Write out each line from the data below that includes the word "this".

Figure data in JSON
↓
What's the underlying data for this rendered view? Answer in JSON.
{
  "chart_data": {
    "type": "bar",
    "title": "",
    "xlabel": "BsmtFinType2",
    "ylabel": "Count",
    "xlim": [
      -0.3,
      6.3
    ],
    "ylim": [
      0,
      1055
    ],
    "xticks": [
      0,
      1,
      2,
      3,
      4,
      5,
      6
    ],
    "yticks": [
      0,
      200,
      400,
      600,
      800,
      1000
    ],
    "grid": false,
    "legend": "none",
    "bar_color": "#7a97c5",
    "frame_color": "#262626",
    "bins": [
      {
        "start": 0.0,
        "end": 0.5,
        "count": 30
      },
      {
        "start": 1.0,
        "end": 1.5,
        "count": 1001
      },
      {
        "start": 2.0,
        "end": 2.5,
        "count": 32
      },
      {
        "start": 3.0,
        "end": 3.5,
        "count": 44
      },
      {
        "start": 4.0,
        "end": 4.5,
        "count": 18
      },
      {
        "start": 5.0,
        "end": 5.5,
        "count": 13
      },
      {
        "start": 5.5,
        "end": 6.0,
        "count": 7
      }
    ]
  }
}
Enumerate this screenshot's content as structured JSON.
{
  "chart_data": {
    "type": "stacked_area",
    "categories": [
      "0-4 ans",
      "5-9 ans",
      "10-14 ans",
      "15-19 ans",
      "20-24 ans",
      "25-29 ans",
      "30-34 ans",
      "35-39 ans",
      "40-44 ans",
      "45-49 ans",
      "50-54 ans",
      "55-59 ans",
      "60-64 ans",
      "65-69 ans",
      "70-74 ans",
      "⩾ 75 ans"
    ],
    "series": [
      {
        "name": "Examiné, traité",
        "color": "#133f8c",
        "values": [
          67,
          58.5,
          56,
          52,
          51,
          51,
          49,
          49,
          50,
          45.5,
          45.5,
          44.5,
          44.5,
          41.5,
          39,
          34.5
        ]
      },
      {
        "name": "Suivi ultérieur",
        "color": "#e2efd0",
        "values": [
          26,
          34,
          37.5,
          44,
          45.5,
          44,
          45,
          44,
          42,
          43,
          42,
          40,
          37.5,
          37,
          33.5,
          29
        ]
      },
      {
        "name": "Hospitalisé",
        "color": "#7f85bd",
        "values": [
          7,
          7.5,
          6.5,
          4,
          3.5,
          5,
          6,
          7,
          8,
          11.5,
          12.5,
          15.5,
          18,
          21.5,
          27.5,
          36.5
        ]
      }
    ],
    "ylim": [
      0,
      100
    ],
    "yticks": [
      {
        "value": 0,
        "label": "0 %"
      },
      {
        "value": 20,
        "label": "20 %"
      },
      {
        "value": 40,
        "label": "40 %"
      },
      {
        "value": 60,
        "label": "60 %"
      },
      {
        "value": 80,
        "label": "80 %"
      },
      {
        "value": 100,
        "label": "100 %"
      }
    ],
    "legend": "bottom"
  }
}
↑
**Exercise result**.
What's the underlying data for this rendered view? Answer in JSON.
Enumerate this screenshot's content as structured JSON.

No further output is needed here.